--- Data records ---
========

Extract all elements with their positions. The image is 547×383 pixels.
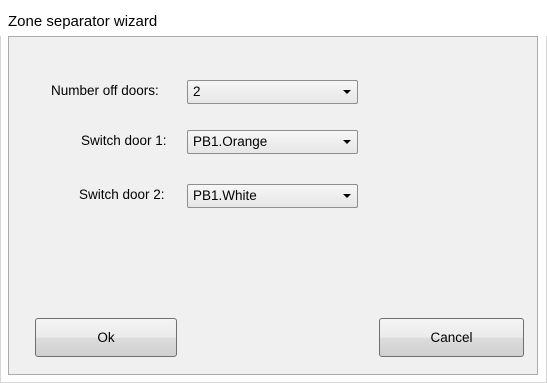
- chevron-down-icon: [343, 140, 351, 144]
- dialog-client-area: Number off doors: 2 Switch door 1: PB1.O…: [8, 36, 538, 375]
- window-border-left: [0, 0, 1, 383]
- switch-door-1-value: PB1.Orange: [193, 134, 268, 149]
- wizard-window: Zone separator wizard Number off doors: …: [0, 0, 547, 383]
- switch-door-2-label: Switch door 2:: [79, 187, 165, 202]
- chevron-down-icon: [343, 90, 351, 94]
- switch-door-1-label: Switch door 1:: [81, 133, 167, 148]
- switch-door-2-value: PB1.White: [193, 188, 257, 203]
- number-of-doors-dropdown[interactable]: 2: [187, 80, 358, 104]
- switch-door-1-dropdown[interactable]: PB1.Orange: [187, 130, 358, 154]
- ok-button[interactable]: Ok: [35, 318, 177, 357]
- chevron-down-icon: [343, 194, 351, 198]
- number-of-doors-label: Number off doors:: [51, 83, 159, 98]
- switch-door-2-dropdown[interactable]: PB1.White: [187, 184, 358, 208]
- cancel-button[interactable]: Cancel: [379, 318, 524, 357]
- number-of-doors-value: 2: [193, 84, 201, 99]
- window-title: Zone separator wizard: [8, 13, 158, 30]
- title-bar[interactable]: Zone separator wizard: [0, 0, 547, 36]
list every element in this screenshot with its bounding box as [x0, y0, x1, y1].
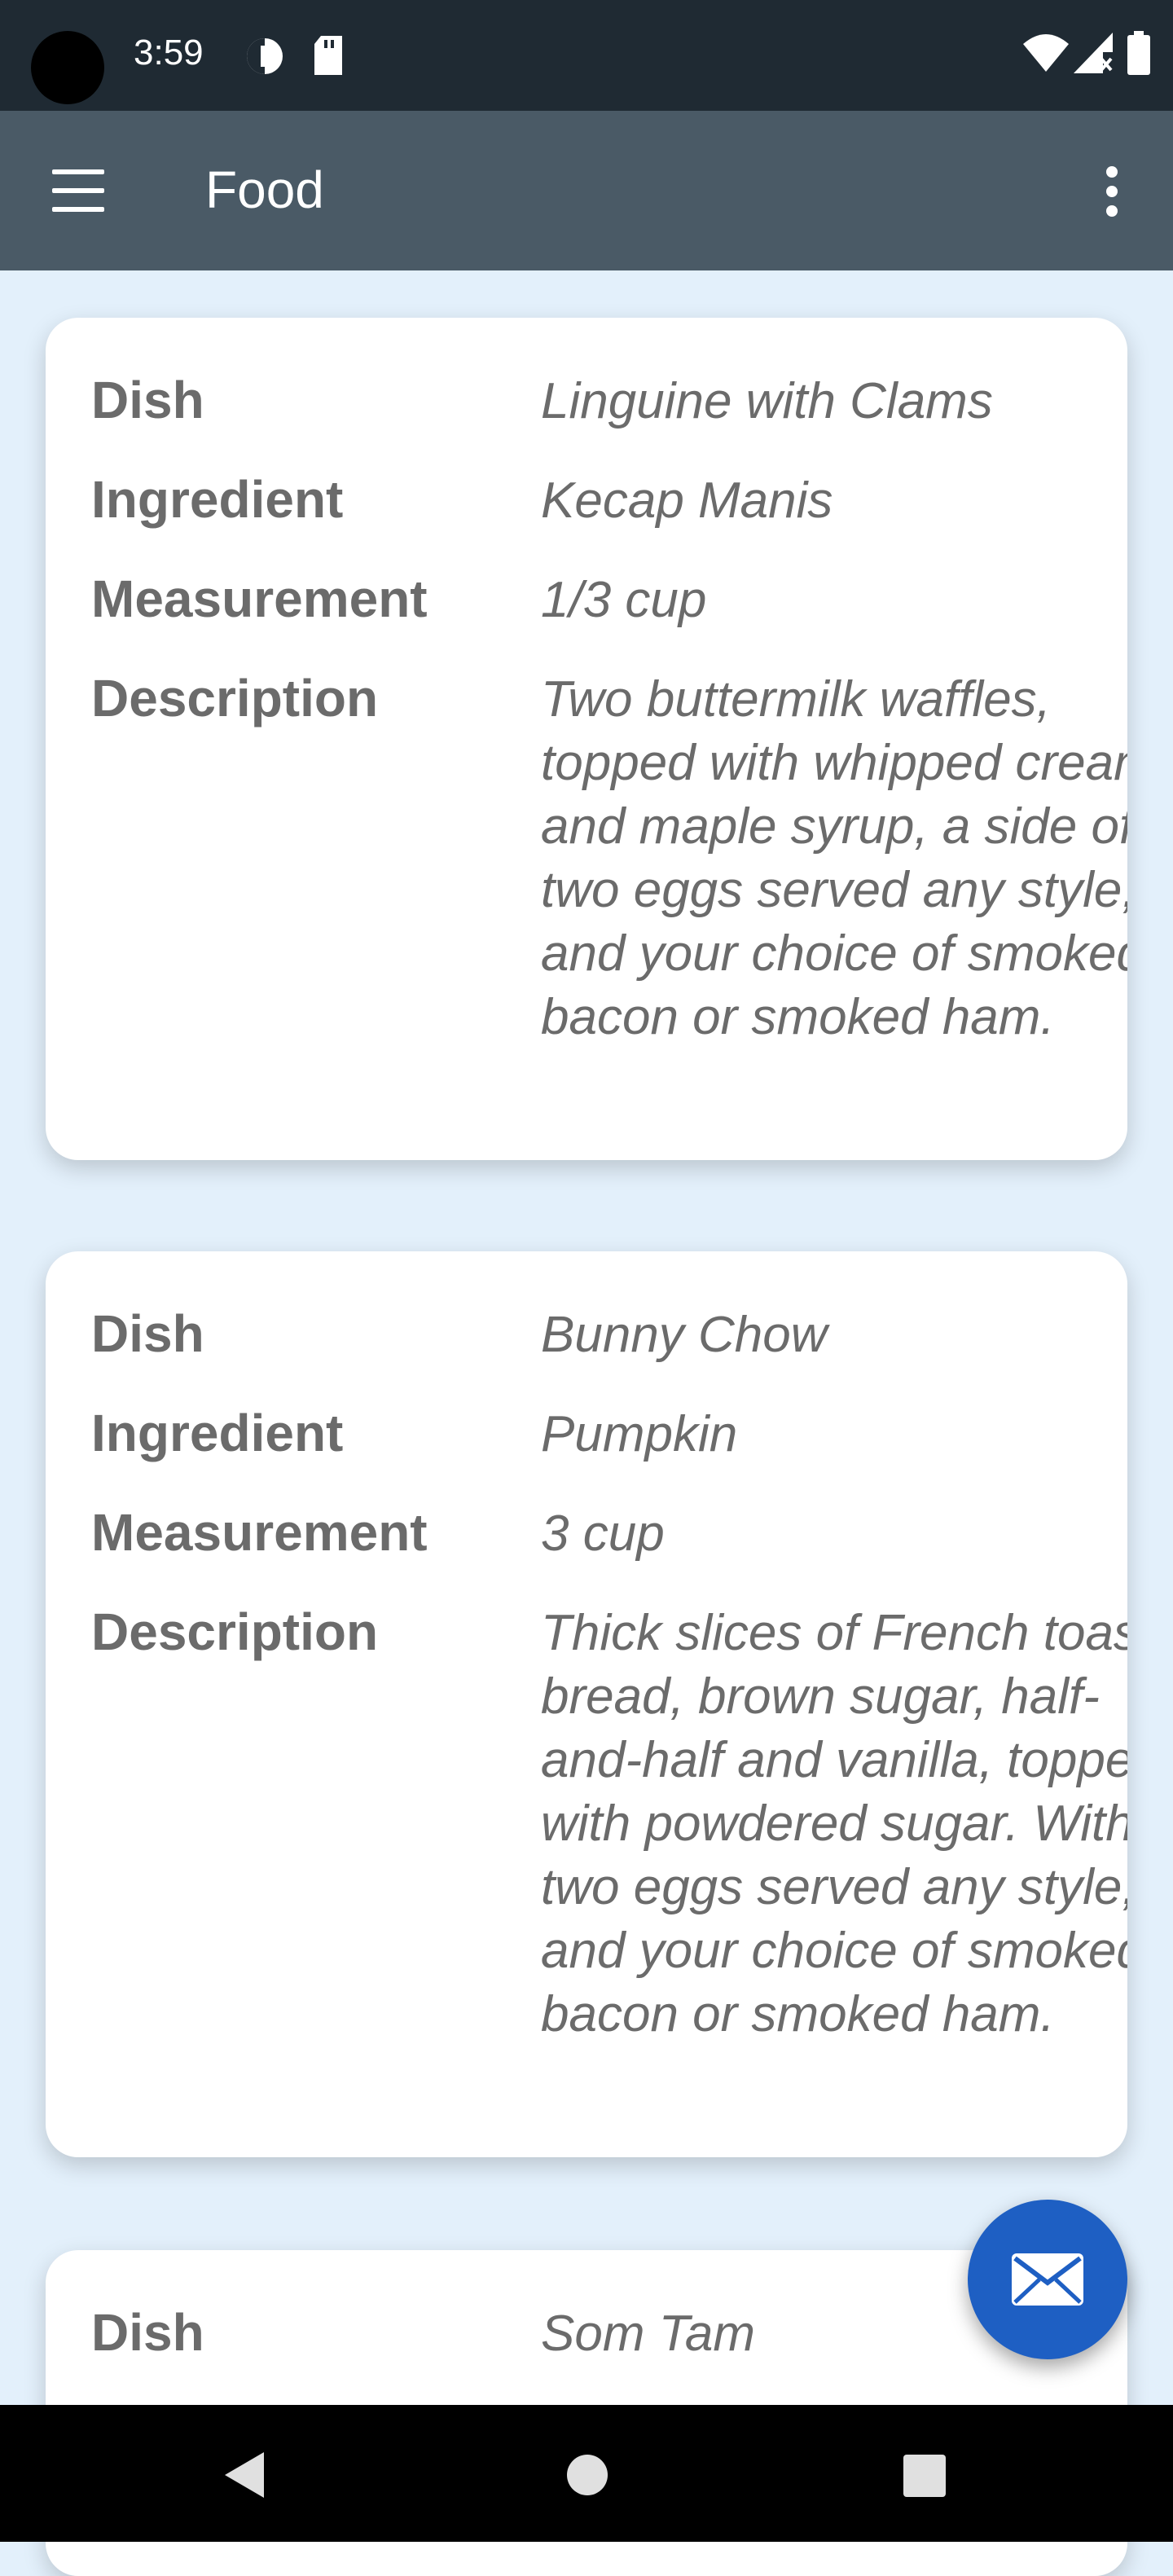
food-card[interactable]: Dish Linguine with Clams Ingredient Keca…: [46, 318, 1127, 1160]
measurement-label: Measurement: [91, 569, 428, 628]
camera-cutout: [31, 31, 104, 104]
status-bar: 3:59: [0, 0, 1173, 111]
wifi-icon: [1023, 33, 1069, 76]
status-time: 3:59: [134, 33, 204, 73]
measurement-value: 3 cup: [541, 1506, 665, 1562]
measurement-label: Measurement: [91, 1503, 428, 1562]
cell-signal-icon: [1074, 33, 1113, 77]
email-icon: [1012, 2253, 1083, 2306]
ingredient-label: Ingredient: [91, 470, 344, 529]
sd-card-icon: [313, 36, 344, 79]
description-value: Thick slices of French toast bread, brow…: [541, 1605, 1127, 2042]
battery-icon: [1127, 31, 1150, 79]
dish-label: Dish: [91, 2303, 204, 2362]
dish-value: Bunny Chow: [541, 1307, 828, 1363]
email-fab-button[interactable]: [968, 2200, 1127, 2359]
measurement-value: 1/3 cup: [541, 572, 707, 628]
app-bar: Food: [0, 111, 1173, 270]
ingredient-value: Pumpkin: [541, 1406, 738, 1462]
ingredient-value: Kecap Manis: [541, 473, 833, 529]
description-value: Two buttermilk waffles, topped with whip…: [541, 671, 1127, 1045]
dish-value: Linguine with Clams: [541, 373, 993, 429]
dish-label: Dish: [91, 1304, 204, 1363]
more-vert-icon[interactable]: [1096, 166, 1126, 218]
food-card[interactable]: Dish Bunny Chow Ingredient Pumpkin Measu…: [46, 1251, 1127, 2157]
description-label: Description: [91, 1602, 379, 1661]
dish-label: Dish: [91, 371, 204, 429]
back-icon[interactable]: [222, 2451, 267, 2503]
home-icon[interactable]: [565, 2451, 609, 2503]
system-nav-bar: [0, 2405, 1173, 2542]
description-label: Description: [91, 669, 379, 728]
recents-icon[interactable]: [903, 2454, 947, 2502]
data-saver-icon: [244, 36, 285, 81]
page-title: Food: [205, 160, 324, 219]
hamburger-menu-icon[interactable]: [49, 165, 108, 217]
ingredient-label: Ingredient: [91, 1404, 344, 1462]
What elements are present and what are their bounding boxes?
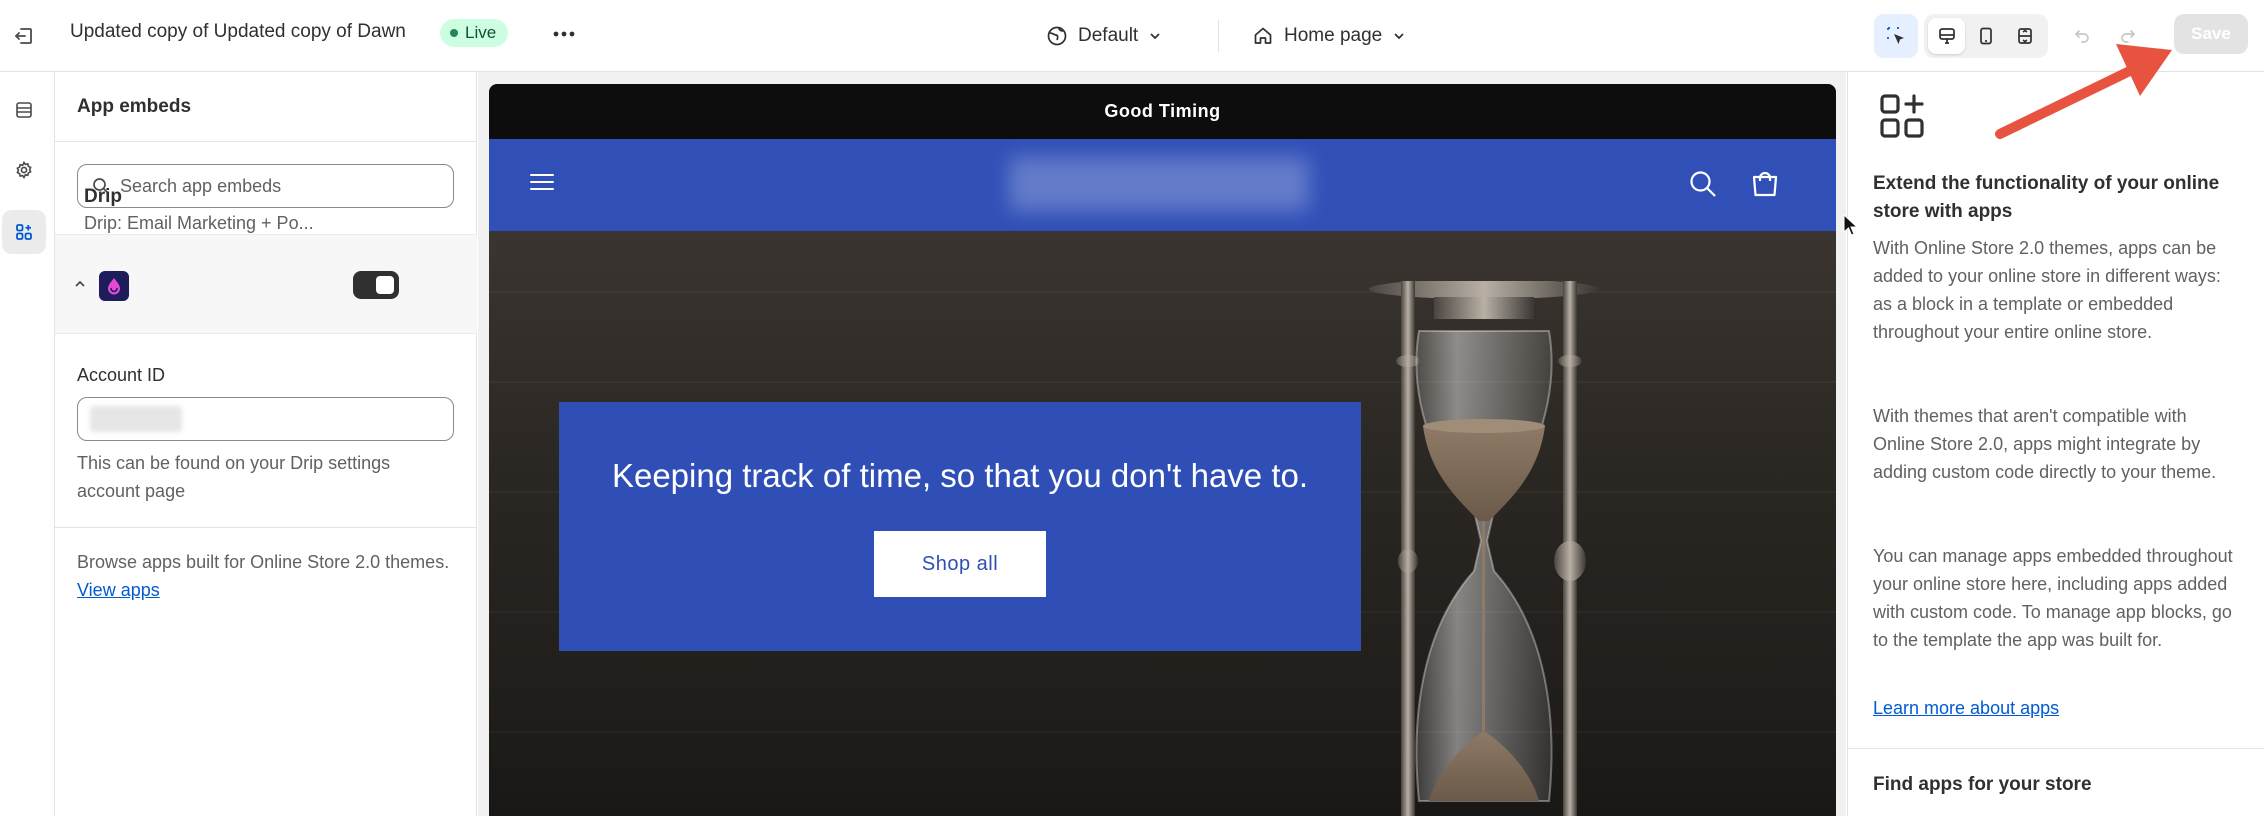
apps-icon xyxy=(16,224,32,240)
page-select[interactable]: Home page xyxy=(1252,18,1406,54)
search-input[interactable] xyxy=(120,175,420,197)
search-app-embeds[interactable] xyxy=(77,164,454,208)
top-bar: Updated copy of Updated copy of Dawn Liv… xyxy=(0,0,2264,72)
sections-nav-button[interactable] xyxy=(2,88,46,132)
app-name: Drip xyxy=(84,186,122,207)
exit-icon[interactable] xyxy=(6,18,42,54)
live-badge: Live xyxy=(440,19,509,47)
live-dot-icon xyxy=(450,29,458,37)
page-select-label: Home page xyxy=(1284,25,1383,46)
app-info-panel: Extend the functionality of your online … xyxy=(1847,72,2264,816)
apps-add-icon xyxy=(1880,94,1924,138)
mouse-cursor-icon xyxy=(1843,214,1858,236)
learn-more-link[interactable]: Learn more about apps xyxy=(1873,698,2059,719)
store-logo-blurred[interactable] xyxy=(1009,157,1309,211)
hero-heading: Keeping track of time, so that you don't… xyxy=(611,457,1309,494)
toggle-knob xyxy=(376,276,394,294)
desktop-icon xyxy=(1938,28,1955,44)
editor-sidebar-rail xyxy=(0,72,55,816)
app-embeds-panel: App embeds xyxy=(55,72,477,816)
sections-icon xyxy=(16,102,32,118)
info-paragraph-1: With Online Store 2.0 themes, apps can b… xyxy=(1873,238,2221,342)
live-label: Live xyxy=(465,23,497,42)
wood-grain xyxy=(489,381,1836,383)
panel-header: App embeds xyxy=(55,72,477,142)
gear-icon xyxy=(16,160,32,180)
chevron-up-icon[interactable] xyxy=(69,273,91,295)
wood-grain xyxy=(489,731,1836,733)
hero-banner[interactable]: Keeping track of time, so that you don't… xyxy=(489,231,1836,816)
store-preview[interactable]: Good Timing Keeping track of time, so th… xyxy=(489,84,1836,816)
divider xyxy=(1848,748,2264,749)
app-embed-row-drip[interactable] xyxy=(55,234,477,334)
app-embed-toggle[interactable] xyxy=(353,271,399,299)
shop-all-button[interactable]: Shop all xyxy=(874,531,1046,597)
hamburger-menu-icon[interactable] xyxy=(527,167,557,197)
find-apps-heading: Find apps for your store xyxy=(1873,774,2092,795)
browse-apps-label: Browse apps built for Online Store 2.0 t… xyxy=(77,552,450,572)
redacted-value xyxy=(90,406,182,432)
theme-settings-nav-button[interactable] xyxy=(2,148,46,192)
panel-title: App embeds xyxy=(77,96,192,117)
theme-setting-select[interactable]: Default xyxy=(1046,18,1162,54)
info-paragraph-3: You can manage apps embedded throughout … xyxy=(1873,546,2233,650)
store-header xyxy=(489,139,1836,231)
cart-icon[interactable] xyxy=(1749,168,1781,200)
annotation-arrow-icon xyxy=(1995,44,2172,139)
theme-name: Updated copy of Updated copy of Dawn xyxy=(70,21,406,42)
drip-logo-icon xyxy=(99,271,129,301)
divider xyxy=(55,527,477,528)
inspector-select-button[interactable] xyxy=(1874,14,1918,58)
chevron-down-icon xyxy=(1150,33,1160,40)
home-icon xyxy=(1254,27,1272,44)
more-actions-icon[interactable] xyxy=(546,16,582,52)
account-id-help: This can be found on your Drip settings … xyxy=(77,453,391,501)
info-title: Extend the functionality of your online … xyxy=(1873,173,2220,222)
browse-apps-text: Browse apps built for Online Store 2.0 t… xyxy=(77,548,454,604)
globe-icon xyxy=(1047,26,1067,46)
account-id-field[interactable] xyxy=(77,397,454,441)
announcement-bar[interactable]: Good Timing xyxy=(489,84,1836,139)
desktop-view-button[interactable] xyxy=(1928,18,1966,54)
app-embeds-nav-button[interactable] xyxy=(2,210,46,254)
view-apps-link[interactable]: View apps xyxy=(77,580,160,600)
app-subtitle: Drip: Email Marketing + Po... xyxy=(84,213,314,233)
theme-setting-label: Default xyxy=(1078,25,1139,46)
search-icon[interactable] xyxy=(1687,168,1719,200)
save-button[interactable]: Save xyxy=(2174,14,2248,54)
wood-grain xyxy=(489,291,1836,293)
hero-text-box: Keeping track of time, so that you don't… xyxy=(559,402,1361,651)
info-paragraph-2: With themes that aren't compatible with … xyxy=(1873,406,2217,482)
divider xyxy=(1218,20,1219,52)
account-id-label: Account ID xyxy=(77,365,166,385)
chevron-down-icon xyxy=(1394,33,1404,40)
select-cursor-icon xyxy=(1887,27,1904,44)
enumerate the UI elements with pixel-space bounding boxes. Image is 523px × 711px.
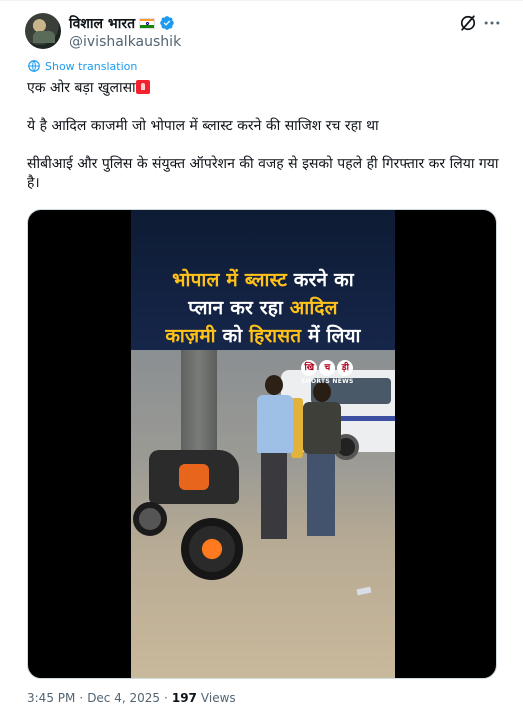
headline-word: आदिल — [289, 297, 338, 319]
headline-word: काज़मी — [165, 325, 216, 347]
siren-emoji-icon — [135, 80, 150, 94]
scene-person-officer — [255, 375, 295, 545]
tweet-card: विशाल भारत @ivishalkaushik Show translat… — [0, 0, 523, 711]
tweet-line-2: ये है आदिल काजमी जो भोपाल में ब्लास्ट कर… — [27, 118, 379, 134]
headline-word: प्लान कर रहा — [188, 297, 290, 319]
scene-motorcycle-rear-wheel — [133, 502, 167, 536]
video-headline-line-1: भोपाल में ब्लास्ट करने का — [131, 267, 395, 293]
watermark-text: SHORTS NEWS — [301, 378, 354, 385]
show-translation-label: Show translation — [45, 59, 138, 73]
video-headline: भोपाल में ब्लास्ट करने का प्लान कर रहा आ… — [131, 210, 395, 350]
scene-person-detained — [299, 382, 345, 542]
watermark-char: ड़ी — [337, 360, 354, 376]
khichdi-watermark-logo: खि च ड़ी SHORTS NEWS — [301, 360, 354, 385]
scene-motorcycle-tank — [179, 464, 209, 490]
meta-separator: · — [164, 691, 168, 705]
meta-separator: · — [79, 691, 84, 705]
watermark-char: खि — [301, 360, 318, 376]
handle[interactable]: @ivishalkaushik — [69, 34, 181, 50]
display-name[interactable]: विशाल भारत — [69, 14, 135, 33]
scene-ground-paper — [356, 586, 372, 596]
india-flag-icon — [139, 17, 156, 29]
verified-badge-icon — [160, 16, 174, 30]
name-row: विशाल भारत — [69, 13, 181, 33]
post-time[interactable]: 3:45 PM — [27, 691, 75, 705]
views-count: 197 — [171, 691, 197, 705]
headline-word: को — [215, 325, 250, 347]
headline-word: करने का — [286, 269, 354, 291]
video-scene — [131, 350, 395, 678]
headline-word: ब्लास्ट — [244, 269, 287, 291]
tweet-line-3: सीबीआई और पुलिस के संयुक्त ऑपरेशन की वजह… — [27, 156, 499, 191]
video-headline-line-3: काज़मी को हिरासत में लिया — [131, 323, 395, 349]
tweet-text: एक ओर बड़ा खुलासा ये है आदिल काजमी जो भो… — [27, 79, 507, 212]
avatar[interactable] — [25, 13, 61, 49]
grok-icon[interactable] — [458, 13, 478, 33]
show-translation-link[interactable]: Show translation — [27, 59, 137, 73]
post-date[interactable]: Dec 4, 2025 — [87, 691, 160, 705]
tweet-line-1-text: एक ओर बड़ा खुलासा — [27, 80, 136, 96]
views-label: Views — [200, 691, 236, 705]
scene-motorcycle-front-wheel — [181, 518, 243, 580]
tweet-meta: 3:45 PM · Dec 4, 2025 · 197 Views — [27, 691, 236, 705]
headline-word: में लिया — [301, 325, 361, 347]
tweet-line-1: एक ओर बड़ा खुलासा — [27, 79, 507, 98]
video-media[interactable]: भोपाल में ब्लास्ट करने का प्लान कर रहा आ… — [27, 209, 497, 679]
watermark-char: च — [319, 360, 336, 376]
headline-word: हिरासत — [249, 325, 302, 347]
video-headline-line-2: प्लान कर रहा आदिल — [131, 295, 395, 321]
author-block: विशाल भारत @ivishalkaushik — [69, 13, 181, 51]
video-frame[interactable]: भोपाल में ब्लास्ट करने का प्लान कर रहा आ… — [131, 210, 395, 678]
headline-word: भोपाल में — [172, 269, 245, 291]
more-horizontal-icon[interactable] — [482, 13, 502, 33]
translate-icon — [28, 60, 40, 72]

========

--- Aim ---
Rename "chevron-down-icon" to "arrow-down-icon" throughout the lines from the start of the records through the line containing "list every element", inclusive. Write those lines out again with nothing else changed, and leave the pictures out.

--- Full output ---
Extract all elements with their positions. The image is 547×383 pixels.
- arrow-down-icon: [343, 140, 351, 144]
- dialog-client-area: Number off doors: 2 Switch door 1: PB1.O…: [8, 36, 538, 375]
- window-border-left: [0, 0, 1, 383]
- switch-door-1-value: PB1.Orange: [193, 134, 268, 149]
- wizard-window: Zone separator wizard Number off doors: …: [0, 0, 547, 383]
- switch-door-2-label: Switch door 2:: [79, 187, 165, 202]
- arrow-down-icon: [343, 90, 351, 94]
- switch-door-1-label: Switch door 1:: [81, 133, 167, 148]
- switch-door-2-value: PB1.White: [193, 188, 257, 203]
- number-of-doors-dropdown[interactable]: 2: [187, 80, 358, 104]
- switch-door-1-dropdown[interactable]: PB1.Orange: [187, 130, 358, 154]
- ok-button[interactable]: Ok: [35, 318, 177, 357]
- arrow-down-icon: [343, 194, 351, 198]
- number-of-doors-label: Number off doors:: [51, 83, 159, 98]
- switch-door-2-dropdown[interactable]: PB1.White: [187, 184, 358, 208]
- cancel-button[interactable]: Cancel: [379, 318, 524, 357]
- number-of-doors-value: 2: [193, 84, 201, 99]
- window-title: Zone separator wizard: [8, 13, 158, 30]
- title-bar[interactable]: Zone separator wizard: [0, 0, 547, 36]
list every element in this screenshot with its bounding box as [x0, y0, x1, y1].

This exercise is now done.